Data extracted from a collection
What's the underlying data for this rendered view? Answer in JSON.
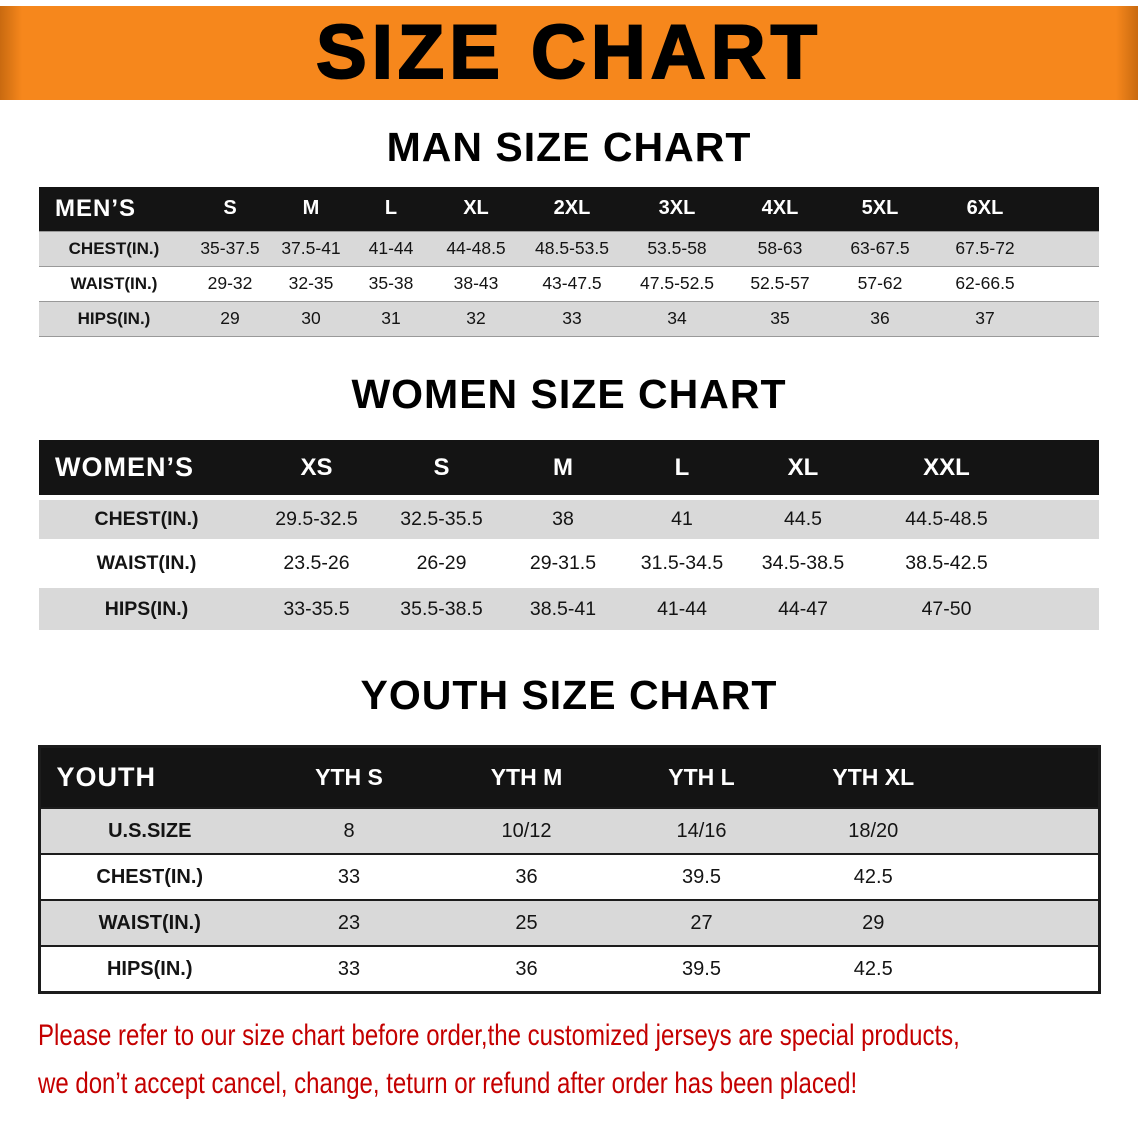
{
  "banner": {
    "title": "SIZE CHART"
  },
  "colors": {
    "banner_bg": "#F6871C",
    "header_bg": "#141414",
    "row_gray": "#D9D9D9",
    "disclaimer_red": "#C40000"
  },
  "tables": {
    "men": {
      "title": "MAN SIZE CHART",
      "header": [
        "MEN’S",
        "S",
        "M",
        "L",
        "XL",
        "2XL",
        "3XL",
        "4XL",
        "5XL",
        "6XL"
      ],
      "rows": [
        [
          "CHEST(IN.)",
          "35-37.5",
          "37.5-41",
          "41-44",
          "44-48.5",
          "48.5-53.5",
          "53.5-58",
          "58-63",
          "63-67.5",
          "67.5-72"
        ],
        [
          "WAIST(IN.)",
          "29-32",
          "32-35",
          "35-38",
          "38-43",
          "43-47.5",
          "47.5-52.5",
          "52.5-57",
          "57-62",
          "62-66.5"
        ],
        [
          "HIPS(IN.)",
          "29",
          "30",
          "31",
          "32",
          "33",
          "34",
          "35",
          "36",
          "37"
        ]
      ]
    },
    "women": {
      "title": "WOMEN SIZE CHART",
      "header": [
        "WOMEN’S",
        "XS",
        "S",
        "M",
        "L",
        "XL",
        "XXL"
      ],
      "rows": [
        [
          "CHEST(IN.)",
          "29.5-32.5",
          "32.5-35.5",
          "38",
          "41",
          "44.5",
          "44.5-48.5"
        ],
        [
          "WAIST(IN.)",
          "23.5-26",
          "26-29",
          "29-31.5",
          "31.5-34.5",
          "34.5-38.5",
          "38.5-42.5"
        ],
        [
          "HIPS(IN.)",
          "33-35.5",
          "35.5-38.5",
          "38.5-41",
          "41-44",
          "44-47",
          "47-50"
        ]
      ]
    },
    "youth": {
      "title": "YOUTH SIZE CHART",
      "header": [
        "YOUTH",
        "YTH S",
        "YTH M",
        "YTH L",
        "YTH XL"
      ],
      "rows": [
        [
          "U.S.SIZE",
          "8",
          "10/12",
          "14/16",
          "18/20"
        ],
        [
          "CHEST(IN.)",
          "33",
          "36",
          "39.5",
          "42.5"
        ],
        [
          "WAIST(IN.)",
          "23",
          "25",
          "27",
          "29"
        ],
        [
          "HIPS(IN.)",
          "33",
          "36",
          "39.5",
          "42.5"
        ]
      ]
    }
  },
  "disclaimer": {
    "line1": "Please refer to our size chart before order,the customized jerseys are special products,",
    "line2": "we don’t accept cancel, change, teturn or refund after order has been placed!"
  }
}
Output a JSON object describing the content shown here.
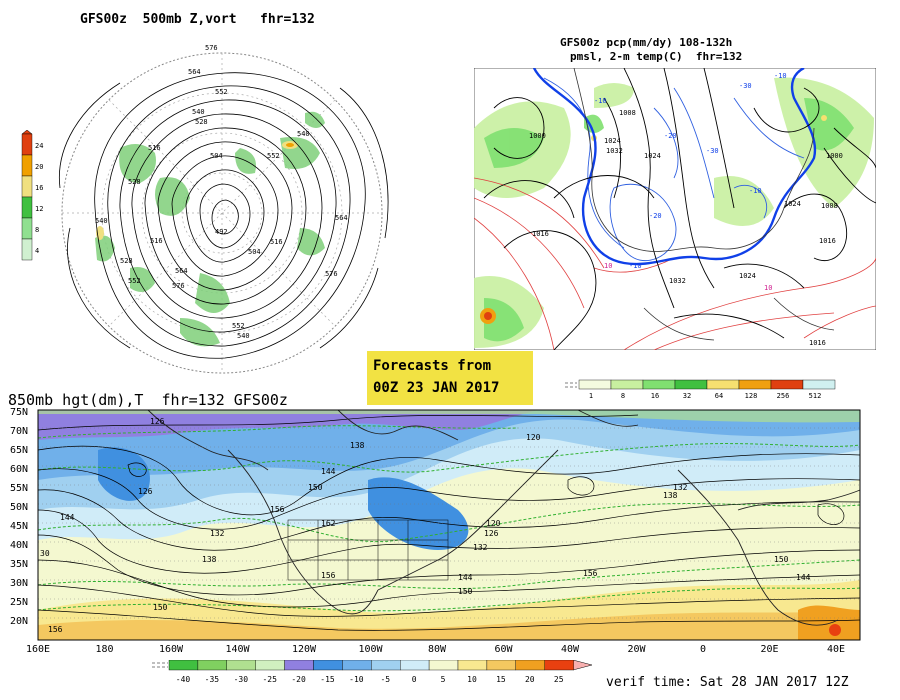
{
  "panels": {
    "z500": {
      "title": "GFS00z  500mb Z,vort   fhr=132",
      "colorbar_ticks": [
        "24",
        "20",
        "16",
        "12",
        "8",
        "4"
      ],
      "colorbar_colors": [
        "#e04010",
        "#f0a000",
        "#f0e080",
        "#40c040",
        "#90e090",
        "#d0f0d0"
      ],
      "contour_labels": [
        "576",
        "564",
        "552",
        "540",
        "528",
        "516",
        "504",
        "492",
        "504",
        "516",
        "528",
        "540",
        "552",
        "564",
        "576",
        "540",
        "552",
        "516",
        "564",
        "540",
        "528",
        "576",
        "552"
      ]
    },
    "precip": {
      "title_line1": "GFS00z pcp(mm/dy) 108-132h",
      "title_line2": "pmsl, 2-m temp(C)  fhr=132",
      "isobar_labels": [
        "1000",
        "1008",
        "1016",
        "1024",
        "1032",
        "1024",
        "1008",
        "1016",
        "1000",
        "1016",
        "1032",
        "1024",
        "1016"
      ],
      "temp_labels": [
        "-10",
        "-20",
        "-30",
        "-20",
        "-10",
        "-10",
        "10",
        "10",
        "-10",
        "-30"
      ],
      "colorbar_ticks": [
        "1",
        "8",
        "16",
        "32",
        "64",
        "128",
        "256",
        "512"
      ],
      "colorbar_colors": [
        "#f4fbe0",
        "#c8f0a0",
        "#80e070",
        "#40c040",
        "#f6e070",
        "#f0a010",
        "#e04010",
        "#d0f0f0"
      ]
    },
    "h850": {
      "title": "850mb hgt(dm),T  fhr=132 GFS00z",
      "lat_labels": [
        "75N",
        "70N",
        "65N",
        "60N",
        "55N",
        "50N",
        "45N",
        "40N",
        "35N",
        "30N",
        "25N",
        "20N"
      ],
      "lon_labels": [
        "160E",
        "180",
        "160W",
        "140W",
        "120W",
        "100W",
        "80W",
        "60W",
        "40W",
        "20W",
        "0",
        "20E",
        "40E"
      ],
      "height_labels": [
        "126",
        "138",
        "120",
        "126",
        "132",
        "144",
        "150",
        "156",
        "162",
        "132",
        "138",
        "144",
        "150",
        "156",
        "120",
        "126",
        "132",
        "138",
        "144",
        "150",
        "156"
      ],
      "colorbar_ticks": [
        "-40",
        "-35",
        "-30",
        "-25",
        "-20",
        "-15",
        "-10",
        "-5",
        "0",
        "5",
        "10",
        "15",
        "20",
        "25"
      ],
      "colorbar_colors": [
        "#40c040",
        "#80d060",
        "#b0e090",
        "#d0f0c0",
        "#9080e0",
        "#4090e0",
        "#70b0ea",
        "#a0d0f0",
        "#d0ecf8",
        "#f4f8d0",
        "#f8e890",
        "#f4c860",
        "#f0a020",
        "#e84010"
      ]
    }
  },
  "forecast_box": {
    "line1": "Forecasts from",
    "line2": "00Z 23 JAN 2017"
  },
  "verif_time": "verif time: Sat 28 JAN 2017 12Z"
}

* _Exercise task_
Select all lines in the listing that include the word "JSON".

* _Response for this exercise_
What's the underlying data for this rendered view? Answer in JSON.
Output a JSON object describing the content shown here.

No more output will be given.